>> BEGIN
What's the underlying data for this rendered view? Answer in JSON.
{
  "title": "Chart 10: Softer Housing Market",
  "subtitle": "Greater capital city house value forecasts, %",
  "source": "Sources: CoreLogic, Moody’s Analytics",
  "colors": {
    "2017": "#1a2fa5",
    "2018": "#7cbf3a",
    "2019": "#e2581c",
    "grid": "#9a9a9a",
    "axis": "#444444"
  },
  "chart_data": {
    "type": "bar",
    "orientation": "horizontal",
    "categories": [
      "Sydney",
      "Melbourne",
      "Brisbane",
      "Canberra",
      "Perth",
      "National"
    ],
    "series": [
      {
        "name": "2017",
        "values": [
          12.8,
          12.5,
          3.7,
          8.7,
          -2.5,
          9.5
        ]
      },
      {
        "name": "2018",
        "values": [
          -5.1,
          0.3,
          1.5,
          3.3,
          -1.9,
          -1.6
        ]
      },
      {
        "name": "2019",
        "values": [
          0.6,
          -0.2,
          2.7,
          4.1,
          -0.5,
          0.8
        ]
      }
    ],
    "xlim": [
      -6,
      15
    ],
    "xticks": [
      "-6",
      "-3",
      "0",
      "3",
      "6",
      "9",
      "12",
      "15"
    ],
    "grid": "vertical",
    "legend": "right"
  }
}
>> END
>> BEGIN
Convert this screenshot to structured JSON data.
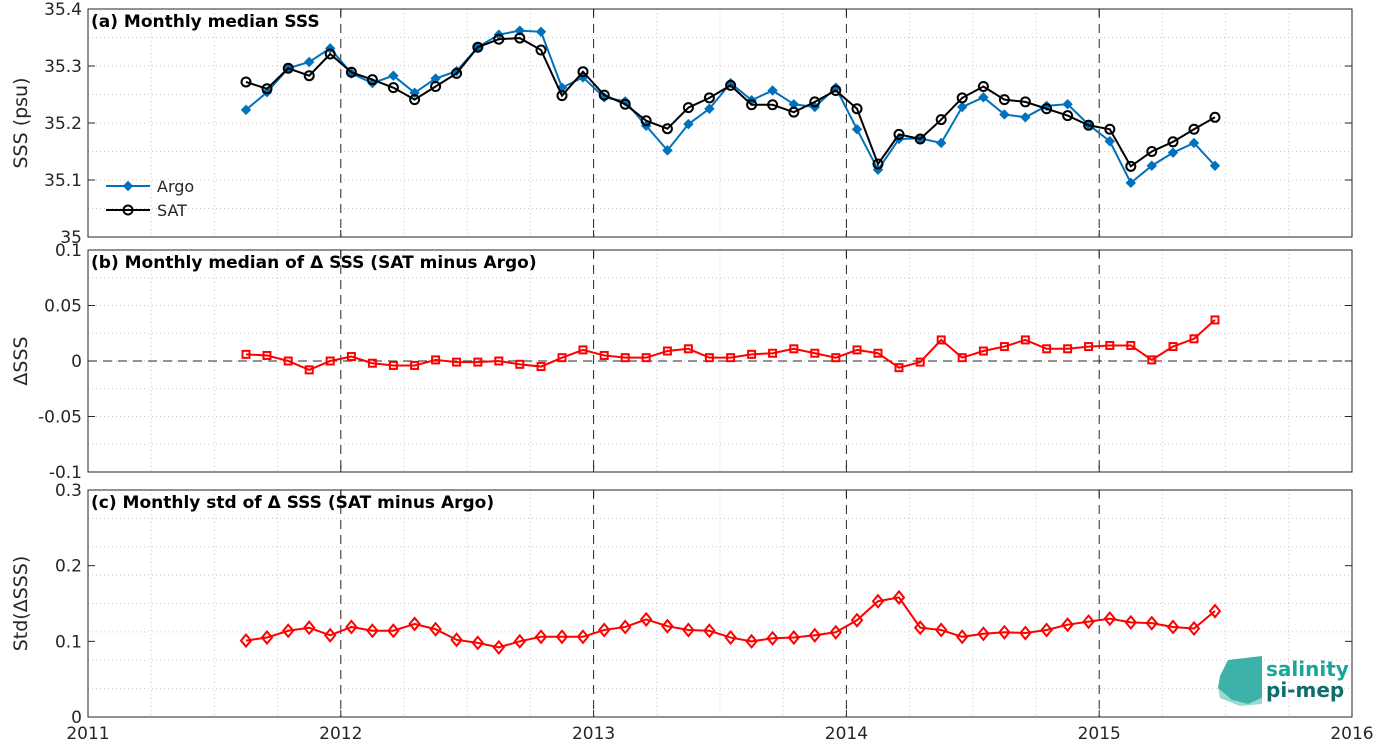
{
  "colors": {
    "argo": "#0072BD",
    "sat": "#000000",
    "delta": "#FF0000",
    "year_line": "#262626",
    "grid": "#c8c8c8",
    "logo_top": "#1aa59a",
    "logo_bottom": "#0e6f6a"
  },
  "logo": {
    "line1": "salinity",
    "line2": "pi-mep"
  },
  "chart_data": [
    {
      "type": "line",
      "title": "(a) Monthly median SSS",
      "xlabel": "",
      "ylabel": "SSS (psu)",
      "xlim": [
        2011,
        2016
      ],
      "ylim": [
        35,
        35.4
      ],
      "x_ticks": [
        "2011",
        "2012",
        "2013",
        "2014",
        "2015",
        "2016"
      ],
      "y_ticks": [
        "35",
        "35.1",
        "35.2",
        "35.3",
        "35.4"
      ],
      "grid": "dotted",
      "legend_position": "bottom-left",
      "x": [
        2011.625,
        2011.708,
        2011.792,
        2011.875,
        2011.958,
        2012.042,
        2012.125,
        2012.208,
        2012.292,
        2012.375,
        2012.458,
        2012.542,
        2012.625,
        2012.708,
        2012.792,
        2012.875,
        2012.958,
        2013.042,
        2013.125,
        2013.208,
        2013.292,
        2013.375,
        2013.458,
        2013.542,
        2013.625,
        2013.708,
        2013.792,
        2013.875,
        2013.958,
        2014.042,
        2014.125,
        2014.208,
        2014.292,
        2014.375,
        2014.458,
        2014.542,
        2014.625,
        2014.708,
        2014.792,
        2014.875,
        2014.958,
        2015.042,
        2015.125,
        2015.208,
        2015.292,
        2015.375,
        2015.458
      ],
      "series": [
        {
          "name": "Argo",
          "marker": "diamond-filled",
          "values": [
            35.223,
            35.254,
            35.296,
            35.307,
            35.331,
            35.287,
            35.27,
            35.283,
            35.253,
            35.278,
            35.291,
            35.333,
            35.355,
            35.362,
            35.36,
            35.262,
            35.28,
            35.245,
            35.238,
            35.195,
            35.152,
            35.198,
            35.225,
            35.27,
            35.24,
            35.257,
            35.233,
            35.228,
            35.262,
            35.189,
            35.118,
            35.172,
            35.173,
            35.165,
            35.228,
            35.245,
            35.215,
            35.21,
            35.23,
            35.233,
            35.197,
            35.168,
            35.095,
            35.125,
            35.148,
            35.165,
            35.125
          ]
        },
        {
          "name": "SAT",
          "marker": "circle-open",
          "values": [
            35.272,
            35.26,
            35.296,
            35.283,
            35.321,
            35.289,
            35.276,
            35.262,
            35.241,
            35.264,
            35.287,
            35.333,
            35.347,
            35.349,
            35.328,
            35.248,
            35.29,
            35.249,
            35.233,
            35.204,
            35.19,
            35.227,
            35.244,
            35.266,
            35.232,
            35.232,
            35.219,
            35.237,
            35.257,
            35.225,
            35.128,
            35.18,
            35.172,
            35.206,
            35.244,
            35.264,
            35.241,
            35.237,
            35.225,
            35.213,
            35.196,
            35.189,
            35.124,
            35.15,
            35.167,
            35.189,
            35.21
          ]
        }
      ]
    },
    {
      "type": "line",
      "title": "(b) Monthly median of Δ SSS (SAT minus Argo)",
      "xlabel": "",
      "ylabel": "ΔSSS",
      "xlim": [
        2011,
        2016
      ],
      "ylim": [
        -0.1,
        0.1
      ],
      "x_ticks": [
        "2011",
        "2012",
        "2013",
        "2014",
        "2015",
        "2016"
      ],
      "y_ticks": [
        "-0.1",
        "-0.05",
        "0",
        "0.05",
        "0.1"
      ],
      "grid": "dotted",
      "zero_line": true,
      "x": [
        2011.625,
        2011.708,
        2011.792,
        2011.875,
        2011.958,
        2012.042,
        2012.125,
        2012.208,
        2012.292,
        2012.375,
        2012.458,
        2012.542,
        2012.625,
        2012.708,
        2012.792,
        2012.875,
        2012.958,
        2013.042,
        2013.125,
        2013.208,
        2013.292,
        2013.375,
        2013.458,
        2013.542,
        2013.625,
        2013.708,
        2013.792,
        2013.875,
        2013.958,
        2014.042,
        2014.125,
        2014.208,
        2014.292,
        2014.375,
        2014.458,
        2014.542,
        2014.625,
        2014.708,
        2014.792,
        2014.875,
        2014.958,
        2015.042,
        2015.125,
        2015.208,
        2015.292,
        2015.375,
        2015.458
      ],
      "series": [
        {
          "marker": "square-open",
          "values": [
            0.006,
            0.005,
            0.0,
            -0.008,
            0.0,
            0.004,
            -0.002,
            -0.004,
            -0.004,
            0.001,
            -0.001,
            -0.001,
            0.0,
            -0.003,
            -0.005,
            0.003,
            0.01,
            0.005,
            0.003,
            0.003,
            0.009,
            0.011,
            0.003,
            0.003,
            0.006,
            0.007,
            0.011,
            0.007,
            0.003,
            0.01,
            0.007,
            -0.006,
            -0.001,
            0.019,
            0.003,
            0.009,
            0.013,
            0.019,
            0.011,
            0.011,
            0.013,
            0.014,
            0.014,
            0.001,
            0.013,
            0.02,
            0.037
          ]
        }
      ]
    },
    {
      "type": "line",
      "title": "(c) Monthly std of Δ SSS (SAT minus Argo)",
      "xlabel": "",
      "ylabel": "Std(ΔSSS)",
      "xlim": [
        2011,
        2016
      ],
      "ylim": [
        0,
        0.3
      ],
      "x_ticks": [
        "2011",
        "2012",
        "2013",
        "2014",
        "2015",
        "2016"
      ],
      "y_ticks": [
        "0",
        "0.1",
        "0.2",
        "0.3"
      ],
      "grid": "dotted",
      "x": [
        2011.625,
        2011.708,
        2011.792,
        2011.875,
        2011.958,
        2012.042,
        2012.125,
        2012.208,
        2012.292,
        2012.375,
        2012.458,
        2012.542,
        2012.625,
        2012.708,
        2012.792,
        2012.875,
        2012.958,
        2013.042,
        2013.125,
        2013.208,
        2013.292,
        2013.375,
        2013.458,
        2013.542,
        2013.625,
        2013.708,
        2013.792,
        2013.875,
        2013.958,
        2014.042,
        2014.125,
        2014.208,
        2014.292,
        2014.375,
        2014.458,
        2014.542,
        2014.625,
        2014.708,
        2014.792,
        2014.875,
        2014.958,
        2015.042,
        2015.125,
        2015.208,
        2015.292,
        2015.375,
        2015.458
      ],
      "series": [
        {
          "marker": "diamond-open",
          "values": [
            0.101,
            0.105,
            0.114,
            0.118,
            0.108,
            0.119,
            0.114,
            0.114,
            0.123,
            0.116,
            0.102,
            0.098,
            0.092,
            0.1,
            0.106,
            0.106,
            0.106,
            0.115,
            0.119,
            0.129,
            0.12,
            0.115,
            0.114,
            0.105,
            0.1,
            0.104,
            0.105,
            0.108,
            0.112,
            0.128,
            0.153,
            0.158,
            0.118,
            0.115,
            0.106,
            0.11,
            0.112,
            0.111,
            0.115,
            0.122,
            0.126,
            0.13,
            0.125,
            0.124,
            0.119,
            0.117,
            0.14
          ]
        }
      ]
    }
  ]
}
>> END
■ **Exercise brief**
Read the entries and show each line that mentions "Monthly".

■ **Exercise solution**
      "title": "(a) Monthly median SSS",
      "title": "(b) Monthly median of Δ SSS (SAT minus Argo)",
      "title": "(c) Monthly std of Δ SSS (SAT minus Argo)",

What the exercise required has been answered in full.